:: Exercise ::
List all lines of the data containing the word "time".

— BEGIN —

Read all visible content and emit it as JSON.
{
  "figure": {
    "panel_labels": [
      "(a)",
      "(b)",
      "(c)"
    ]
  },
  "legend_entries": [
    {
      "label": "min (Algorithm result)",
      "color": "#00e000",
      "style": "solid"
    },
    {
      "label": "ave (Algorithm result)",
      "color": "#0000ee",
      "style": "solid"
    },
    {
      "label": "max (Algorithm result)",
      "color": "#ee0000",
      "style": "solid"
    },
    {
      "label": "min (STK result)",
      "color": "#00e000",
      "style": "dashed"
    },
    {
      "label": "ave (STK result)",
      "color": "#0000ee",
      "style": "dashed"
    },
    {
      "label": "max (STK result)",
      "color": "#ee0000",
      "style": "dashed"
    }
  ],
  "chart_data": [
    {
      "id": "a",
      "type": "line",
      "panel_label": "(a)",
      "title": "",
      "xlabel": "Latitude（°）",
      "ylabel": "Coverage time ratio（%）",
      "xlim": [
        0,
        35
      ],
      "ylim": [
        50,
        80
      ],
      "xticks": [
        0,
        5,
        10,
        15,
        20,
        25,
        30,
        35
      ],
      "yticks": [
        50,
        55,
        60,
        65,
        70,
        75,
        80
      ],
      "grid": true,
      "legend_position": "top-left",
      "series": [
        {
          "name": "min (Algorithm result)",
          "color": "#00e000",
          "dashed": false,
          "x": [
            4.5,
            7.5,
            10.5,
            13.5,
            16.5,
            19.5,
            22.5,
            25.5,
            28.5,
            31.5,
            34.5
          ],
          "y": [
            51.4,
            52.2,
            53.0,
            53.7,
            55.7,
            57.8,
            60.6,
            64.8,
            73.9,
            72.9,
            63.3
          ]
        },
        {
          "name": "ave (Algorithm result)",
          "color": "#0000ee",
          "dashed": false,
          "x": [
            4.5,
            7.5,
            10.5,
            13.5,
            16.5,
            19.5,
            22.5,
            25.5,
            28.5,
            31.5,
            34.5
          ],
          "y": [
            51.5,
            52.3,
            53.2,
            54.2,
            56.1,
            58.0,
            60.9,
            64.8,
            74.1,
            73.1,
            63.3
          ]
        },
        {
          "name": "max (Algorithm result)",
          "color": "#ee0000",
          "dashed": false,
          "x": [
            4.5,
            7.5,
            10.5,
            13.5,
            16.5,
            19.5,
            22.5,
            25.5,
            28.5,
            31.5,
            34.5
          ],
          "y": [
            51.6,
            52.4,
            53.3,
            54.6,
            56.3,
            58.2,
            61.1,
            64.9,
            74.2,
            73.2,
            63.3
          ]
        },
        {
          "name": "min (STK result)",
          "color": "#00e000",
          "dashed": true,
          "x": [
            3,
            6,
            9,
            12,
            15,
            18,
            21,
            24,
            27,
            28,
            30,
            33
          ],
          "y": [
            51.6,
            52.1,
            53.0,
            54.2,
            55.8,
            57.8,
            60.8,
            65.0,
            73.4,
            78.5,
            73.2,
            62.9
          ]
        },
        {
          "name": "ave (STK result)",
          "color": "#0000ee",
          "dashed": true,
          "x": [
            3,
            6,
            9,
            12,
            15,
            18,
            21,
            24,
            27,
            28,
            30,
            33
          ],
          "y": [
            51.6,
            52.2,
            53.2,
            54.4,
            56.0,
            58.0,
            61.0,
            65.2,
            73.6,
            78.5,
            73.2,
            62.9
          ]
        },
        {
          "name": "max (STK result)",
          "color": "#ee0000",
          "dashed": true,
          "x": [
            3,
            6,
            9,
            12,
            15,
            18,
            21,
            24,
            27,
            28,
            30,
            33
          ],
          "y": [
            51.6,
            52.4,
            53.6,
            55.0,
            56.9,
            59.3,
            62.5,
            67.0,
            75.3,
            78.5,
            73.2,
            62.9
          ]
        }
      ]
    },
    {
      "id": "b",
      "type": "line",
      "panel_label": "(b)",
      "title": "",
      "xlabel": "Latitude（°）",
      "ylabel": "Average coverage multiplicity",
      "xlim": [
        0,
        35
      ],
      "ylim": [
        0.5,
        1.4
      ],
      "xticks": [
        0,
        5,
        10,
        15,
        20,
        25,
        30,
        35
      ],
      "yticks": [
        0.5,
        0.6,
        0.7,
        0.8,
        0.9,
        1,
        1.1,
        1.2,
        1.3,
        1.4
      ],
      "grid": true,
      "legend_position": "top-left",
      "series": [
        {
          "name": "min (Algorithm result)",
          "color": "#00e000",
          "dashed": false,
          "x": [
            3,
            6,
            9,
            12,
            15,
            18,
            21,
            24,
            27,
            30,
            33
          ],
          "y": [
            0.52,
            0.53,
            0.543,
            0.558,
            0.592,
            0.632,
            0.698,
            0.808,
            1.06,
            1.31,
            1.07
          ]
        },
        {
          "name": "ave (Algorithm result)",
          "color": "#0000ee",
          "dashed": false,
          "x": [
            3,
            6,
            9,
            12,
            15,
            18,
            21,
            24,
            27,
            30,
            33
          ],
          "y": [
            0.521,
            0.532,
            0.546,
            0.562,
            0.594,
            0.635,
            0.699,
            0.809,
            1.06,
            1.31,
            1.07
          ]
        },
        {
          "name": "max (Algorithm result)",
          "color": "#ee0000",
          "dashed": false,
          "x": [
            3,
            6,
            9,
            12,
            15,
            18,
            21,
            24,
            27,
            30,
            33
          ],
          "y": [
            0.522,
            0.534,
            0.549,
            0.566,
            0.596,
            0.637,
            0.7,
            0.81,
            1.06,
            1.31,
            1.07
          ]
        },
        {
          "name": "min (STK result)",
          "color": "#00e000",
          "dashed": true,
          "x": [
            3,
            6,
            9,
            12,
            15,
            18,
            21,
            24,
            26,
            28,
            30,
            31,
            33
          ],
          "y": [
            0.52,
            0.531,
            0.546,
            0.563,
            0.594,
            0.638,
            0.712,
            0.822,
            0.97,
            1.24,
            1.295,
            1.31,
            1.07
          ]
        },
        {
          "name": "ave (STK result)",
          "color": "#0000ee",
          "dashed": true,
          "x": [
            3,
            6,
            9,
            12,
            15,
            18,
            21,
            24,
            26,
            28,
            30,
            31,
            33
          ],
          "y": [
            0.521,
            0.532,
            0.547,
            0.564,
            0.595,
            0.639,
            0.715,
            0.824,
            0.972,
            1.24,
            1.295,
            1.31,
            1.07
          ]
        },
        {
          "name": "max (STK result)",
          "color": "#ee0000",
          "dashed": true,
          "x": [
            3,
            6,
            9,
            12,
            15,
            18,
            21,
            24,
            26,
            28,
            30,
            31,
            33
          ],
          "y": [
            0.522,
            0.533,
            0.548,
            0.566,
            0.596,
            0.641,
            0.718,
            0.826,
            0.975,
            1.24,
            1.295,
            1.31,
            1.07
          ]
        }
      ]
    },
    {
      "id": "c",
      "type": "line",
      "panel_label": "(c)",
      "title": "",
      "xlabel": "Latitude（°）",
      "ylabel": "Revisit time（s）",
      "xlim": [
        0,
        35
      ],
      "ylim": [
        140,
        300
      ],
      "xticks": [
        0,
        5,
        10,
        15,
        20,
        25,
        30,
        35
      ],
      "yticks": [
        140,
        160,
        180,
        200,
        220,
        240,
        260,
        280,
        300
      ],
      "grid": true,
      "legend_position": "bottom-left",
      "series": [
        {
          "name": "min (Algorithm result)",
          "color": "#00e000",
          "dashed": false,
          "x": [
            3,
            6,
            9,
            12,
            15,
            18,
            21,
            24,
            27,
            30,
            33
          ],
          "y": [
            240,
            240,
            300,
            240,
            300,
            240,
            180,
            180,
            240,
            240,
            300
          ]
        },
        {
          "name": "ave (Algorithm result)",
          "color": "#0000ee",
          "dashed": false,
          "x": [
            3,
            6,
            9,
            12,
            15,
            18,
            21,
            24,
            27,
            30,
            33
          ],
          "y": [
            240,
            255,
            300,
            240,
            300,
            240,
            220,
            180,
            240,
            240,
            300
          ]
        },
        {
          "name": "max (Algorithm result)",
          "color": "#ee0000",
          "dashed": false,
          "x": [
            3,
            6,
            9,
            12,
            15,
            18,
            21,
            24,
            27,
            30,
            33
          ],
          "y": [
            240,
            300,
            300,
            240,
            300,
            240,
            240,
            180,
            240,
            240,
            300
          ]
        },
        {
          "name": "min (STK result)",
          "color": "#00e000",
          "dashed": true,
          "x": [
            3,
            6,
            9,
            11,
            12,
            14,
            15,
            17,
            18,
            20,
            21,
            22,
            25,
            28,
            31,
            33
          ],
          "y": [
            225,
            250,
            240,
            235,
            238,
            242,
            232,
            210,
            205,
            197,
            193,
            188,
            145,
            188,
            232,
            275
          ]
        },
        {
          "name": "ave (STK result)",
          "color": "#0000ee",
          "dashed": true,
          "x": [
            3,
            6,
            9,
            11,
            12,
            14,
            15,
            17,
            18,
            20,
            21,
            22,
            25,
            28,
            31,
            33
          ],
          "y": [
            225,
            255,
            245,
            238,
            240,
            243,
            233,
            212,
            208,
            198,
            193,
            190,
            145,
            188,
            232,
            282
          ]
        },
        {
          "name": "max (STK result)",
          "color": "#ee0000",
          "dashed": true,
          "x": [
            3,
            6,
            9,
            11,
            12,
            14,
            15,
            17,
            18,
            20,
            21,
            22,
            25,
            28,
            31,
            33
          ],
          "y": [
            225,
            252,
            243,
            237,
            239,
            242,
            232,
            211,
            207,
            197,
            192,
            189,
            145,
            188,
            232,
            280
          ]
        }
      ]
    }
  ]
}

— END —

:: Full answer ::
      "ylabel": "Coverage time ratio（%）",
      "ylabel": "Revisit time（s）",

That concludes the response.